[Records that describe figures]

· · ·

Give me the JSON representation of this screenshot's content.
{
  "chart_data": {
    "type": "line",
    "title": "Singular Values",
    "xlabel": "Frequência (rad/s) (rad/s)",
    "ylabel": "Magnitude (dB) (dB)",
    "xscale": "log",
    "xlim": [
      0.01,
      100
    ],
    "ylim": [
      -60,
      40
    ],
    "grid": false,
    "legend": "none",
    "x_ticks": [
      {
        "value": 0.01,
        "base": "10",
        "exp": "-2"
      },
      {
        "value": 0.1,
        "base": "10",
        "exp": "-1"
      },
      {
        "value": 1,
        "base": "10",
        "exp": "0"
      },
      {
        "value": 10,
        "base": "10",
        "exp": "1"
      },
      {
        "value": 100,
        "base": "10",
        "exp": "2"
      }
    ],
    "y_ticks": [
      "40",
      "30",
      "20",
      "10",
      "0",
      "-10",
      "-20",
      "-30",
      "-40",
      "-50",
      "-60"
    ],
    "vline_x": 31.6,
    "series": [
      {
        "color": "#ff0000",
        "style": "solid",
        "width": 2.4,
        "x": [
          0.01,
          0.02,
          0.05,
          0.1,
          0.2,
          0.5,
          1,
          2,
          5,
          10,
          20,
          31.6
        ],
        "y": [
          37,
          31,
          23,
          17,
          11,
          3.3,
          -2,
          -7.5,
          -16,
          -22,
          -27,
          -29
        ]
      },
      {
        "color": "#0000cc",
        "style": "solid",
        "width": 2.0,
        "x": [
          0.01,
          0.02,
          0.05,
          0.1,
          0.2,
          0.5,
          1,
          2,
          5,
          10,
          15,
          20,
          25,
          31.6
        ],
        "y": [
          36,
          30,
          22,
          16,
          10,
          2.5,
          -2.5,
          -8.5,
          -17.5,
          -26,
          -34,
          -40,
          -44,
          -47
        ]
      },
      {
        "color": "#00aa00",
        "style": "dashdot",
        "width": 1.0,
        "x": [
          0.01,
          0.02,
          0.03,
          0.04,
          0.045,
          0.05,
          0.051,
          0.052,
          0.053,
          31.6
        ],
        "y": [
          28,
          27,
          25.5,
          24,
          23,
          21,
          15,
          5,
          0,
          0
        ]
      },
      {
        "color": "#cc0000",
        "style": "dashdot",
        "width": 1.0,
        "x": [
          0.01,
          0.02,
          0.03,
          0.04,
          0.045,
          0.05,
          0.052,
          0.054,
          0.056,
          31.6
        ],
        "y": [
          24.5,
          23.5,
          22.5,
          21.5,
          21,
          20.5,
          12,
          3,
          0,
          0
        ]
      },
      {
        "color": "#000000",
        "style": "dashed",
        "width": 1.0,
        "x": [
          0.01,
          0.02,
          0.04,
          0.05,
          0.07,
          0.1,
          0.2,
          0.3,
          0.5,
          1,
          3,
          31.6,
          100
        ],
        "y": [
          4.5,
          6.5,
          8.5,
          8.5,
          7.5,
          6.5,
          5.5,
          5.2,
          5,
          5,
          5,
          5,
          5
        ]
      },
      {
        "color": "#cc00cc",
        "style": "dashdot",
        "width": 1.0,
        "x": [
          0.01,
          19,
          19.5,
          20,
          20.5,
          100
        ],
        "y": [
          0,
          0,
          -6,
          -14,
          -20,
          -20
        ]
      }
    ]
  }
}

· · ·

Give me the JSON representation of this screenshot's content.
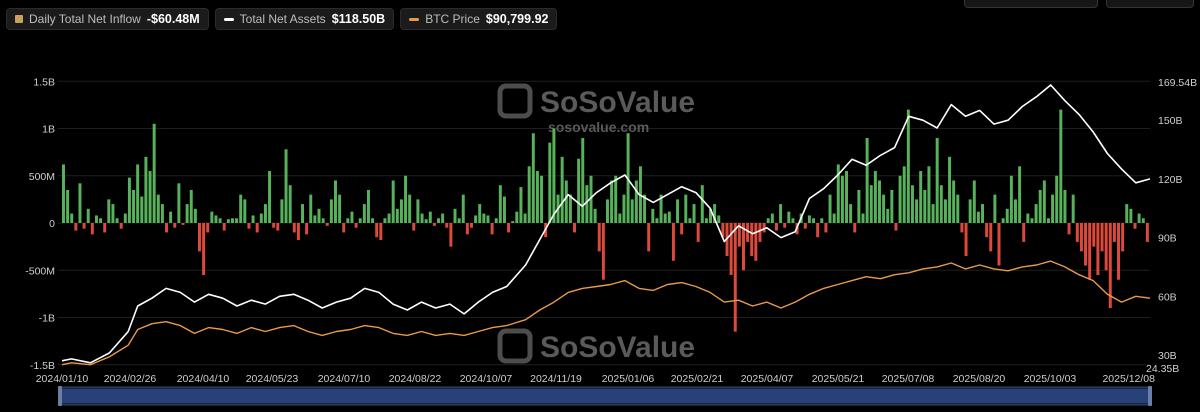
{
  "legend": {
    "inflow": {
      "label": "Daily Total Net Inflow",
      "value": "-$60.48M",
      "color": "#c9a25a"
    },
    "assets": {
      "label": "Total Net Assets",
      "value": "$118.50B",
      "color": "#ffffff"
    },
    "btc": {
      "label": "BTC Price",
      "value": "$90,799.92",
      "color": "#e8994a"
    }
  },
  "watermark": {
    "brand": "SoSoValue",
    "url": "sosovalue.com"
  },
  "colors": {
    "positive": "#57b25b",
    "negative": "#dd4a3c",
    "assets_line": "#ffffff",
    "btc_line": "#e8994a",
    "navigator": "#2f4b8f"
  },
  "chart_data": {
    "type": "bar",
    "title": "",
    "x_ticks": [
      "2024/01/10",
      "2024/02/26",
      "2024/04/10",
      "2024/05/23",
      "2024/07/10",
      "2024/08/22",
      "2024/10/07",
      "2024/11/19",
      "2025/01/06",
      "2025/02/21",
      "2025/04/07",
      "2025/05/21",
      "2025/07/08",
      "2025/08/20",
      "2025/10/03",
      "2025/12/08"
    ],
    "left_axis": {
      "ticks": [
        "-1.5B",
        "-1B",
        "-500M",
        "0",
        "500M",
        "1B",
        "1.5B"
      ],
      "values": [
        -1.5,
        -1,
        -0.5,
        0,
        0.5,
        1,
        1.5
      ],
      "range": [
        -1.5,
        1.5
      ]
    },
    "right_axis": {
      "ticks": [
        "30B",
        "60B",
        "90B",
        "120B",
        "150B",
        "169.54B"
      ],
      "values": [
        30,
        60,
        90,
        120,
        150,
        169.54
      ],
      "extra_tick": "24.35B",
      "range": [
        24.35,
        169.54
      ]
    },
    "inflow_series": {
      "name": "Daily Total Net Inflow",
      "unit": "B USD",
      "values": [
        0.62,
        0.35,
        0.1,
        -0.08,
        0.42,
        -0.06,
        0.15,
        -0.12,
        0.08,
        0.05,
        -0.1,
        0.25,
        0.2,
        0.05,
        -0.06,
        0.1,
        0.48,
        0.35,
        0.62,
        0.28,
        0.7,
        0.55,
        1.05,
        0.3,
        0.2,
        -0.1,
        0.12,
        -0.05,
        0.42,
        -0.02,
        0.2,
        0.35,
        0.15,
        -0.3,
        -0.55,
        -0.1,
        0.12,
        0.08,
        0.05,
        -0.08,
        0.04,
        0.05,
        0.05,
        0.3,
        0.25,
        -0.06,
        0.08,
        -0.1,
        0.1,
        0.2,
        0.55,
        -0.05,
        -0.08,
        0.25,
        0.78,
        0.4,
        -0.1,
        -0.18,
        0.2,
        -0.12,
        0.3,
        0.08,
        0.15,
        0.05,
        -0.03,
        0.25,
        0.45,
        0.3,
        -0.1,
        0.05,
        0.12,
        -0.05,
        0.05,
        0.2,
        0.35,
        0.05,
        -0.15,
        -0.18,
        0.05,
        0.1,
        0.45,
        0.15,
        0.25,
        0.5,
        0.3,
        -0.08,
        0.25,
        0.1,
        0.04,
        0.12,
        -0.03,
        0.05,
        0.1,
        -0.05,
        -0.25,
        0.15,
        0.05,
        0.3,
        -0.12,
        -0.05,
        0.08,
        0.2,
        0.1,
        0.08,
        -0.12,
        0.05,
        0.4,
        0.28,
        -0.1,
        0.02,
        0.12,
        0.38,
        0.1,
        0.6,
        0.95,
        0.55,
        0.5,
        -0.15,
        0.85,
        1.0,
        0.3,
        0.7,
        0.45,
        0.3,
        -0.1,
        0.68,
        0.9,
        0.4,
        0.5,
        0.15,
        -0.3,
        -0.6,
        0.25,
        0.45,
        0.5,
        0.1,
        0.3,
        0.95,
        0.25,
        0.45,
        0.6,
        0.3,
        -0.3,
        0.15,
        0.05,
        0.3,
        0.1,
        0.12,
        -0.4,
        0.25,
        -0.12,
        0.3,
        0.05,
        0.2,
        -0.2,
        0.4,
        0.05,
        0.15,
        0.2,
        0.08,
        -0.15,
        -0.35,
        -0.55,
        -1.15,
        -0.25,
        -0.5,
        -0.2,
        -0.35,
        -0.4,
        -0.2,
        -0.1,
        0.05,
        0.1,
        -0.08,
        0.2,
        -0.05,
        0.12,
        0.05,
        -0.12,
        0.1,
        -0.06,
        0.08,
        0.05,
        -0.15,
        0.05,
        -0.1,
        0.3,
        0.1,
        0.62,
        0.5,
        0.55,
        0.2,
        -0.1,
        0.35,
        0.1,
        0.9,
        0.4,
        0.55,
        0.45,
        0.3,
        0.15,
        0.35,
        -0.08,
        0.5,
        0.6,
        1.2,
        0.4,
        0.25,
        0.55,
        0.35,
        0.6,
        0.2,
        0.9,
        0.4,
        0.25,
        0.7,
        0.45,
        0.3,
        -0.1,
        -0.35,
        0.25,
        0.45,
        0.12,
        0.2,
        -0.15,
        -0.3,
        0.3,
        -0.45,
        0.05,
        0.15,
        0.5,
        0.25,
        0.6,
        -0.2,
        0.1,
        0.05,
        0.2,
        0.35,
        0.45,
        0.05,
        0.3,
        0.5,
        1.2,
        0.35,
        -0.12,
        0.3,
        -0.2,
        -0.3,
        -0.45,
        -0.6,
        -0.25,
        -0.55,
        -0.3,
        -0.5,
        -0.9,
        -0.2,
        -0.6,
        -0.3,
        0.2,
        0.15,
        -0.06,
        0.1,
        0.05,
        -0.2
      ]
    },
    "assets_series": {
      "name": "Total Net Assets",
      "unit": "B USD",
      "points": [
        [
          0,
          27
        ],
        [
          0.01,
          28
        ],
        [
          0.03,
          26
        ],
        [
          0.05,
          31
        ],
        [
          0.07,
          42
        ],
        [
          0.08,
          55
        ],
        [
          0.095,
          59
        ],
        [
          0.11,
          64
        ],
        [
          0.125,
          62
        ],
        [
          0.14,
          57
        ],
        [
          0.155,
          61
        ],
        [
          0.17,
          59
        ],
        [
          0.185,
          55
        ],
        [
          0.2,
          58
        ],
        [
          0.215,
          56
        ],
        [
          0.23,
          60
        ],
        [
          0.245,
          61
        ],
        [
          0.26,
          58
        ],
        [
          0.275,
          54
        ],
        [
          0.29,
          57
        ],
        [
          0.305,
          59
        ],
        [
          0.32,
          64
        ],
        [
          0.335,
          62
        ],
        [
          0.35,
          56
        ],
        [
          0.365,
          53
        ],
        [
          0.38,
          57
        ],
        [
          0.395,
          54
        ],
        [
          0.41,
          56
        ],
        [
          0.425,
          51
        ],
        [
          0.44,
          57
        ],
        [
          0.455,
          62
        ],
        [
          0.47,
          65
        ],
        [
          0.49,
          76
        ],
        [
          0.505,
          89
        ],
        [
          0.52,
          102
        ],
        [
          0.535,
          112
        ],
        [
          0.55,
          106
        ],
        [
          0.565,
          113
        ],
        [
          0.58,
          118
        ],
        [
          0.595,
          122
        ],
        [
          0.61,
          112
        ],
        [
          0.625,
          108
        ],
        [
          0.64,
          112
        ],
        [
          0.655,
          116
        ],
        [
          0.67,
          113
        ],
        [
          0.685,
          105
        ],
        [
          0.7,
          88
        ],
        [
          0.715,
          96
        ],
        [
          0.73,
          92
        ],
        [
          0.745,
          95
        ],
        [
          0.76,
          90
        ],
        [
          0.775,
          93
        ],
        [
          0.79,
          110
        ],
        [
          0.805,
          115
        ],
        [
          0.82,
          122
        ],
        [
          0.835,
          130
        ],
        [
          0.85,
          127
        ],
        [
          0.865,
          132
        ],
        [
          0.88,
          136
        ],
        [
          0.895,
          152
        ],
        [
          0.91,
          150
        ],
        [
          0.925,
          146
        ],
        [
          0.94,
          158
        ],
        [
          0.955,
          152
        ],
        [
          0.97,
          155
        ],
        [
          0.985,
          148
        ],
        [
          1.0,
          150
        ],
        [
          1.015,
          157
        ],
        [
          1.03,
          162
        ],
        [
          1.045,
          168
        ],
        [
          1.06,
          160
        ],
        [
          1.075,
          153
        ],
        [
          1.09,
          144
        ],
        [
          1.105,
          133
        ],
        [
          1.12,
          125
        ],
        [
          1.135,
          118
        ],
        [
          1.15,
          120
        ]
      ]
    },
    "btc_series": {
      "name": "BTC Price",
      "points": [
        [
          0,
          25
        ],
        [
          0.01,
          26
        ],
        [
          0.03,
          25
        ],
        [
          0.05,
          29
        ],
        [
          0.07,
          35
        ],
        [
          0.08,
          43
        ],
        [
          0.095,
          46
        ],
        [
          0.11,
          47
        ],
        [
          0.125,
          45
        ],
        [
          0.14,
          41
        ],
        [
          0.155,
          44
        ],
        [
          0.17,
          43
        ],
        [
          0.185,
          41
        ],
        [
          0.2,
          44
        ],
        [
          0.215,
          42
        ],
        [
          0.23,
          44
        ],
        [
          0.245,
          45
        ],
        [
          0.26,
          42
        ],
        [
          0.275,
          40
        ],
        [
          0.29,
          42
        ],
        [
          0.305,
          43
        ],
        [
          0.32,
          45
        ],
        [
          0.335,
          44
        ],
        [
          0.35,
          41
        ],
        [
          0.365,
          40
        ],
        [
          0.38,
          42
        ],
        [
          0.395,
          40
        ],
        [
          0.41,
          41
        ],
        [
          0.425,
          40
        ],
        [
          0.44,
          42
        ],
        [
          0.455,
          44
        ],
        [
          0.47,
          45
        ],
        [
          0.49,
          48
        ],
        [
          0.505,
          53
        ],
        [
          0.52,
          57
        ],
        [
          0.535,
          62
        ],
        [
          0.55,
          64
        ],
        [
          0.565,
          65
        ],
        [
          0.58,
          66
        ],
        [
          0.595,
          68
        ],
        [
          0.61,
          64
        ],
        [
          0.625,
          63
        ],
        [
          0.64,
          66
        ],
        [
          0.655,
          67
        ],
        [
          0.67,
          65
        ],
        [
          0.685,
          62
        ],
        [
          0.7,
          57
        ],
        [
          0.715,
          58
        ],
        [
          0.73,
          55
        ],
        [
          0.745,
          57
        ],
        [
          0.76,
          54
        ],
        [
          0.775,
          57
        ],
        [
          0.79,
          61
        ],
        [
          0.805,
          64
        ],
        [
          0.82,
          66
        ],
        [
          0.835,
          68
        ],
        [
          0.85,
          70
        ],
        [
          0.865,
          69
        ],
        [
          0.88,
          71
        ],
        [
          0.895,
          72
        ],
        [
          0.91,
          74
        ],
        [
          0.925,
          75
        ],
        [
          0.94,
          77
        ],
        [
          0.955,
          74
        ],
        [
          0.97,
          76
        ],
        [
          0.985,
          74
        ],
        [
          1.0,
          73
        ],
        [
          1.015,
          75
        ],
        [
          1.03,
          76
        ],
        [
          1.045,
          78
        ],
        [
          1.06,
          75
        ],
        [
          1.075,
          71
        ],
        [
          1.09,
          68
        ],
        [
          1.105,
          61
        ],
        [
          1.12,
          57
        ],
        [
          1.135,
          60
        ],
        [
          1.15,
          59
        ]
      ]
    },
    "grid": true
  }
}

· · ·

STATED PROBLEM
List each line of the entries that holds the string "Total".

RESULT BELOW
      "label": "Daily Total Net Inflow",
      "label": "Total Net Assets",
      "name": "Daily Total Net Inflow",
      "name": "Total Net Assets",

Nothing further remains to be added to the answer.